[start Listed records]
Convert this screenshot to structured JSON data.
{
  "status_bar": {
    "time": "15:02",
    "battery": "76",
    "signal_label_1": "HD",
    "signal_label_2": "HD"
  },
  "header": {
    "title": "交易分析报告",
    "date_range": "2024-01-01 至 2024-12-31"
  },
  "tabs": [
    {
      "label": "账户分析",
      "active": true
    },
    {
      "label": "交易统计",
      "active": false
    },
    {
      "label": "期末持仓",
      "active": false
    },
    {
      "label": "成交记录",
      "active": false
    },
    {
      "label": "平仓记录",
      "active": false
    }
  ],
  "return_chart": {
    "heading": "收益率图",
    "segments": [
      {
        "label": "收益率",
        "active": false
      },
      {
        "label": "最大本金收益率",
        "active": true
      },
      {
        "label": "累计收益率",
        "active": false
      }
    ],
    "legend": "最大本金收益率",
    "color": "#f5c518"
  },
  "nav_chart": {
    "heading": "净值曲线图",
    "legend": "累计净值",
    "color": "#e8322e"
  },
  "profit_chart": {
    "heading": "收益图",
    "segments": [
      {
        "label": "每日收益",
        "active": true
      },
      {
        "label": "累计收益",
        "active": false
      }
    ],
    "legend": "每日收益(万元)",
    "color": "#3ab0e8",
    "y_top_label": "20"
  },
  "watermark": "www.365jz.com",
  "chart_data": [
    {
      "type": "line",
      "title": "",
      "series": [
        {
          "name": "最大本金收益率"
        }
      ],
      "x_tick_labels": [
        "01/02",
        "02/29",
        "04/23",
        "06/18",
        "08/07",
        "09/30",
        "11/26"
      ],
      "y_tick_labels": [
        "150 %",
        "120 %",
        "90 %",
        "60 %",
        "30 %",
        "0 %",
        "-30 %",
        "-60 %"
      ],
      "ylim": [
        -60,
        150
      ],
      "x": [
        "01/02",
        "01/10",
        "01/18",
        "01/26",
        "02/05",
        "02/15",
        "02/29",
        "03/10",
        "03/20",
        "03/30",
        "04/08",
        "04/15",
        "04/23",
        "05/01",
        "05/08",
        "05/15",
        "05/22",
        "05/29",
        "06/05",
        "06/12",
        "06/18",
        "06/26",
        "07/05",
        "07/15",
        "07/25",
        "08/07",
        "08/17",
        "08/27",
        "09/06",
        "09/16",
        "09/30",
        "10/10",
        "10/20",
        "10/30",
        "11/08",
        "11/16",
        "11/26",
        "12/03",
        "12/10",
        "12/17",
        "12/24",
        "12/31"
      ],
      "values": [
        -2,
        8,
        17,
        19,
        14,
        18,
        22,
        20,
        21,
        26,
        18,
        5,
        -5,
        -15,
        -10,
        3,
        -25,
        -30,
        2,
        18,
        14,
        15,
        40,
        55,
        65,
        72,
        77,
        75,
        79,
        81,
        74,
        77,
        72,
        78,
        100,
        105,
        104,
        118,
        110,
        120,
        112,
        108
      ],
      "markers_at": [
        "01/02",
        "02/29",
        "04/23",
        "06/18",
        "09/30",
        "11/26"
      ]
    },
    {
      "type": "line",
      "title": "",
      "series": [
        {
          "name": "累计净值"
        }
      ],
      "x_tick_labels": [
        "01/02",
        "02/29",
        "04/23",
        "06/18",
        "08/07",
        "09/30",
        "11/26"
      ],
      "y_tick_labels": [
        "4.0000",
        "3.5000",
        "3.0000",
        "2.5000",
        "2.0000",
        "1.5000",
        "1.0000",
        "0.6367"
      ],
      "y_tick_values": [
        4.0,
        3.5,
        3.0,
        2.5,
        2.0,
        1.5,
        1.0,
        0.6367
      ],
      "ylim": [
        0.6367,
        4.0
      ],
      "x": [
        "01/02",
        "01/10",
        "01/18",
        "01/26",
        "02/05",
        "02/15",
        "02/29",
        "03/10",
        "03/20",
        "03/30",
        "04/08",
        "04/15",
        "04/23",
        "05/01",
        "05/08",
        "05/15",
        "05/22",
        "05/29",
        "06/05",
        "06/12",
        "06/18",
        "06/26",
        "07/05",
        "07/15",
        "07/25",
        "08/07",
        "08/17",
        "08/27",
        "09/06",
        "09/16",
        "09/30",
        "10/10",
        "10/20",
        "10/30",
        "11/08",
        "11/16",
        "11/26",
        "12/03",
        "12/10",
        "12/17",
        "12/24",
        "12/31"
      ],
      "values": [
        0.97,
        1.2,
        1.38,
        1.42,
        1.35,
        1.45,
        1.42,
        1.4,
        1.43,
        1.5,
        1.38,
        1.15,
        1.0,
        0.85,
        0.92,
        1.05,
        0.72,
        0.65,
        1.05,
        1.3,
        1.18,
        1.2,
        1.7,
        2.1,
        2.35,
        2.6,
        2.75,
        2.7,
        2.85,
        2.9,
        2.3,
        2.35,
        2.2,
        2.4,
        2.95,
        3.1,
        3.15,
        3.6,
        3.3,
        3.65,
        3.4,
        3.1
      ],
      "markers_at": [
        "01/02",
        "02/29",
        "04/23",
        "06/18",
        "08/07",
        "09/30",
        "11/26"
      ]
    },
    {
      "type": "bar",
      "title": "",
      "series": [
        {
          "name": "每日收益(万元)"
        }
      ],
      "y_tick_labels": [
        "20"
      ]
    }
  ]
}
[end Listed records]
Set task: State how many lines above include the word "每日收益", and nothing more.

Final answer: 3